**What you are asked to do:** Filter the data below for the string "دارد" and copy each matching line.

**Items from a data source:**
——————
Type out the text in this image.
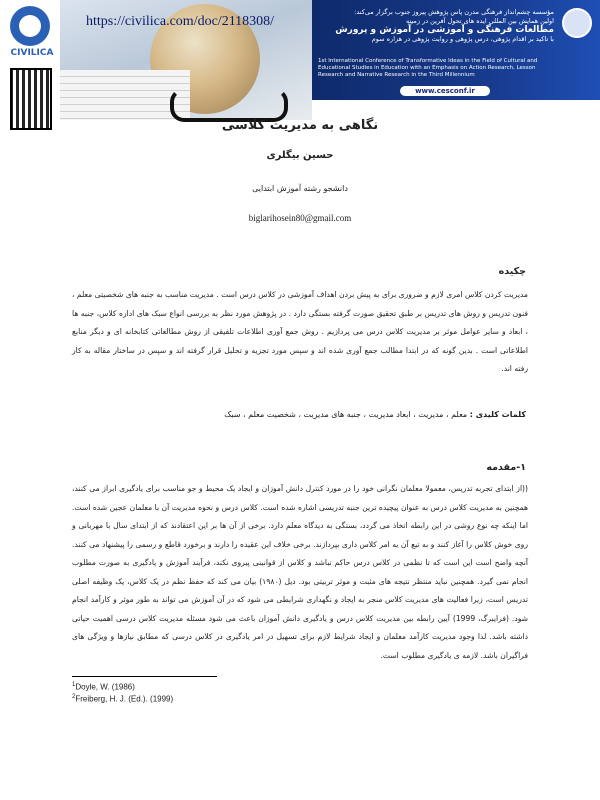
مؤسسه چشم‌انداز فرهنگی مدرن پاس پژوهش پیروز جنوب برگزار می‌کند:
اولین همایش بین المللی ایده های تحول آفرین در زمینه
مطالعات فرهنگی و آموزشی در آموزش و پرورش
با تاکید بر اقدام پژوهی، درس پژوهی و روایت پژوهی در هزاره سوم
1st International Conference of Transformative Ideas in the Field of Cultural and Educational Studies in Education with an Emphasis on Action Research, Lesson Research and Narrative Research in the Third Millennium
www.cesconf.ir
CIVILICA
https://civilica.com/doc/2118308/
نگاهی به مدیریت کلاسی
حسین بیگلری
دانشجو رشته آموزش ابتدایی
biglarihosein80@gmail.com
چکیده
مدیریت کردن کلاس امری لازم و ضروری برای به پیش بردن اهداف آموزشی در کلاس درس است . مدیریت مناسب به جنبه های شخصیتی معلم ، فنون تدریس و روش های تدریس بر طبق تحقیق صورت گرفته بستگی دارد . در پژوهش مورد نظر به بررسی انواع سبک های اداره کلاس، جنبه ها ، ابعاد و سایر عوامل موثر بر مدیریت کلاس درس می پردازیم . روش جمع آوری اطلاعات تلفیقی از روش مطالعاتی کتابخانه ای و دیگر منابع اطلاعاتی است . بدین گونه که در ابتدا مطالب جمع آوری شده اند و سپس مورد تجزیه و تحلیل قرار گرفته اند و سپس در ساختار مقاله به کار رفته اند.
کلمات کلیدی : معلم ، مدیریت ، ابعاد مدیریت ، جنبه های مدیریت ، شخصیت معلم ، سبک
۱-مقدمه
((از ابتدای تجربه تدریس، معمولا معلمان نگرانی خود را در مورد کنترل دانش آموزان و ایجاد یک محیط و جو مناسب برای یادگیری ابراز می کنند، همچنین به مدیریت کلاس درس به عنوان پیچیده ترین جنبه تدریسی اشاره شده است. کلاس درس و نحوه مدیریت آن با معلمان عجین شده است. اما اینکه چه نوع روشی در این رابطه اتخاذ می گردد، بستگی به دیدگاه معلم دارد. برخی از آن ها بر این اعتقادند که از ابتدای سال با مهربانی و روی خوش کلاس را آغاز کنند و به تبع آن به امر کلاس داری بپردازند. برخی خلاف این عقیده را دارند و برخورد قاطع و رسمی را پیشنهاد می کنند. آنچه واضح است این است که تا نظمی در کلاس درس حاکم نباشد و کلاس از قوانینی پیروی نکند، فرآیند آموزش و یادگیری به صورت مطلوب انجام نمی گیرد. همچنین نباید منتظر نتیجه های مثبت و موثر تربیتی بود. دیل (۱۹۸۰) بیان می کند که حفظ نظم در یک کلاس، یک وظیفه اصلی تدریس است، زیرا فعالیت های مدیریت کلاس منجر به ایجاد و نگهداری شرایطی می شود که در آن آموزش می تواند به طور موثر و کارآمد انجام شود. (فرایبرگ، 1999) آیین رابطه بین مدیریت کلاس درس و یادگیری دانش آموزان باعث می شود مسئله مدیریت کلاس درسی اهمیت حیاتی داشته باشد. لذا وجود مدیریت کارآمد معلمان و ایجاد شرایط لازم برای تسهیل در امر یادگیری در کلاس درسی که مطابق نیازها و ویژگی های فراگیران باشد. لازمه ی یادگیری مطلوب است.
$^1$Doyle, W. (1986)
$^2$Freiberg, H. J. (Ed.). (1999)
——————
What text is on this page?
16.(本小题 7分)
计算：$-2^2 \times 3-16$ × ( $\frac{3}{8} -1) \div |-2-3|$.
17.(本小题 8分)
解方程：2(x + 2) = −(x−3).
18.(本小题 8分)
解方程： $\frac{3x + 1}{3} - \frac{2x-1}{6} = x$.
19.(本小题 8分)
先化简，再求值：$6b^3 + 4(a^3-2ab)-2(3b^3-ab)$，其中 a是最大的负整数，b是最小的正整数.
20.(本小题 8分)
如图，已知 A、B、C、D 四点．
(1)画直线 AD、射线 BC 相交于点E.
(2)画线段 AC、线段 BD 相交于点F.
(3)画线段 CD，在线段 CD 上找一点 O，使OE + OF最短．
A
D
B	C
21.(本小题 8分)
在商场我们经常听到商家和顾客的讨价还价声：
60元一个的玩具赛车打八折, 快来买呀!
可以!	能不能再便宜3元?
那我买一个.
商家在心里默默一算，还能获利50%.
——————
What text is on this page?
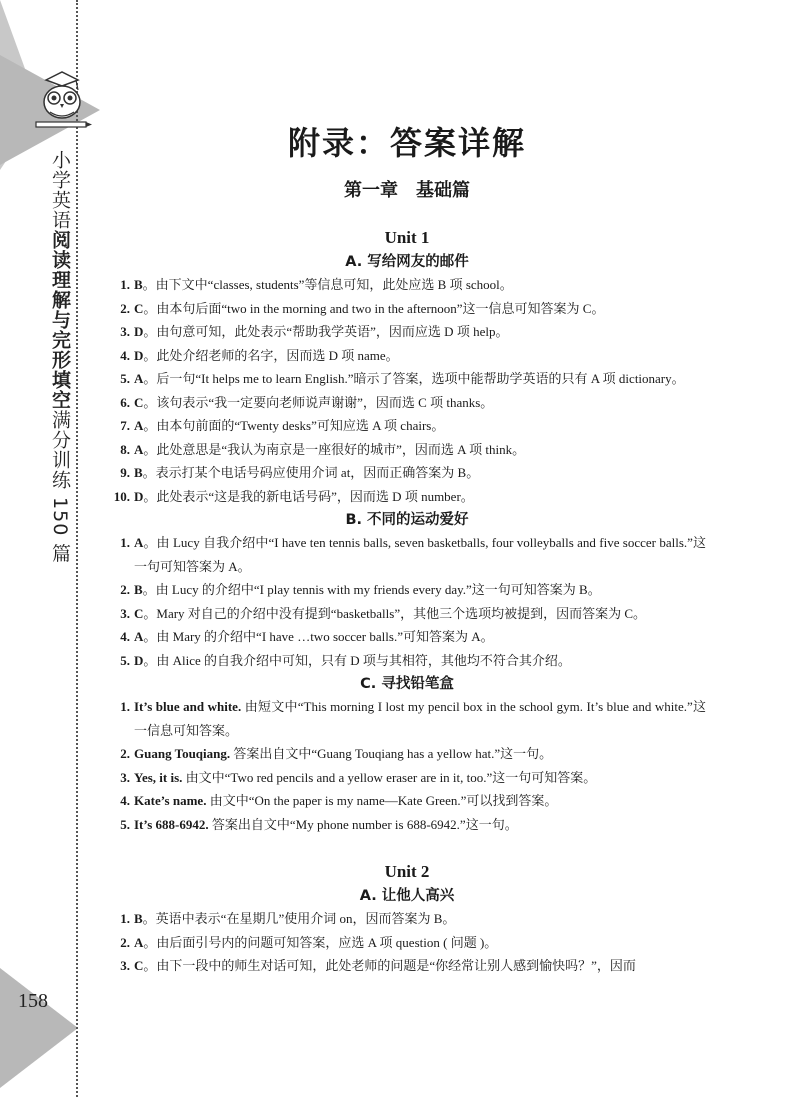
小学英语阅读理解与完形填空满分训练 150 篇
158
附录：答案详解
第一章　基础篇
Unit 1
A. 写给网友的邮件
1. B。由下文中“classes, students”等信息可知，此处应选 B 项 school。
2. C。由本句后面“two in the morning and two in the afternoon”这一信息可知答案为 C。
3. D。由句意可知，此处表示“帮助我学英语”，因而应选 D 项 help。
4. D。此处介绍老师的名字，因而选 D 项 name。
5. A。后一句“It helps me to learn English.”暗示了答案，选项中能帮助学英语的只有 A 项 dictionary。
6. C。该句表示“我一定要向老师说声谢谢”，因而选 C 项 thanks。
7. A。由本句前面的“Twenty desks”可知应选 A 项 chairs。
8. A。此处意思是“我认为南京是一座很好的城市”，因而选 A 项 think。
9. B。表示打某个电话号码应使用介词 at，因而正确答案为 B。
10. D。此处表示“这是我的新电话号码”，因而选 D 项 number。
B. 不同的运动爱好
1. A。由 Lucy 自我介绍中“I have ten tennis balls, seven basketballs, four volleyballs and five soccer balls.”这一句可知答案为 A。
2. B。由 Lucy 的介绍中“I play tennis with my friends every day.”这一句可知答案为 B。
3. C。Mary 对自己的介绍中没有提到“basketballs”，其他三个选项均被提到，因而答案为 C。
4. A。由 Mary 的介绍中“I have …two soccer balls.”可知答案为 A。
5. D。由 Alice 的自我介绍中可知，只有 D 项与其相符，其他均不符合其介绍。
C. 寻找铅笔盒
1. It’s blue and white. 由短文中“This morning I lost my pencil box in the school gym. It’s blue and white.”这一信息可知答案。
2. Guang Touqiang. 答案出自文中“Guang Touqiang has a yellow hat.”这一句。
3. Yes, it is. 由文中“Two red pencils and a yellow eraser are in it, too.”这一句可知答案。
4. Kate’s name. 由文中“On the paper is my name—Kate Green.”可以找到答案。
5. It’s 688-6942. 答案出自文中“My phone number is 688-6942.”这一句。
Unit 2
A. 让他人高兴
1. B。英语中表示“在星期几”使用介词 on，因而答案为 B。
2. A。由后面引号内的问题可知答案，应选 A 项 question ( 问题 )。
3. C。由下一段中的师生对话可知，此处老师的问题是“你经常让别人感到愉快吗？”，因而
——————
**Response below:**
مدیریت کردن کلاس امری لازم و ضروری برای به پیش بردن اهداف آموزشی در کلاس درس است . مدیریت مناسب به جنبه های شخصیتی معلم ، فنون تدریس و روش های تدریس بر طبق تحقیق صورت گرفته بستگی دارد . در پژوهش مورد نظر به بررسی انواع سبک های اداره کلاس، جنبه ها ، ابعاد و سایر عوامل موثر بر مدیریت کلاس درس می پردازیم . روش جمع آوری اطلاعات تلفیقی از روش مطالعاتی کتابخانه ای و دیگر منابع اطلاعاتی است . بدین گونه که در ابتدا مطالب جمع آوری شده اند و سپس مورد تجزیه و تحلیل قرار گرفته اند و سپس در ساختار مقاله به کار رفته اند.
((از ابتدای تجربه تدریس، معمولا معلمان نگرانی خود را در مورد کنترل دانش آموزان و ایجاد یک محیط و جو مناسب برای یادگیری ابراز می کنند، همچنین به مدیریت کلاس درس به عنوان پیچیده ترین جنبه تدریسی اشاره شده است. کلاس درس و نحوه مدیریت آن با معلمان عجین شده است. اما اینکه چه نوع روشی در این رابطه اتخاذ می گردد، بستگی به دیدگاه معلم دارد. برخی از آن ها بر این اعتقادند که از ابتدای سال با مهربانی و روی خوش کلاس را آغاز کنند و به تبع آن به امر کلاس داری بپردازند. برخی خلاف این عقیده را دارند و برخورد قاطع و رسمی را پیشنهاد می کنند. آنچه واضح است این است که تا نظمی در کلاس درس حاکم نباشد و کلاس از قوانینی پیروی نکند، فرآیند آموزش و یادگیری به صورت مطلوب انجام نمی گیرد. همچنین نباید منتظر نتیجه های مثبت و موثر تربیتی بود. دیل (۱۹۸۰) بیان می کند که حفظ نظم در یک کلاس، یک وظیفه اصلی تدریس است، زیرا فعالیت های مدیریت کلاس منجر به ایجاد و نگهداری شرایطی می شود که در آن آموزش می تواند به طور موثر و کارآمد انجام شود. (فرایبرگ، 1999) آیین رابطه بین مدیریت کلاس درس و یادگیری دانش آموزان باعث می شود مسئله مدیریت کلاس درسی اهمیت حیاتی داشته باشد. لذا وجود مدیریت کارآمد معلمان و ایجاد شرایط لازم برای تسهیل در امر یادگیری در کلاس درسی که مطابق نیازها و ویژگی های فراگیران باشد. لازمه ی یادگیری مطلوب است.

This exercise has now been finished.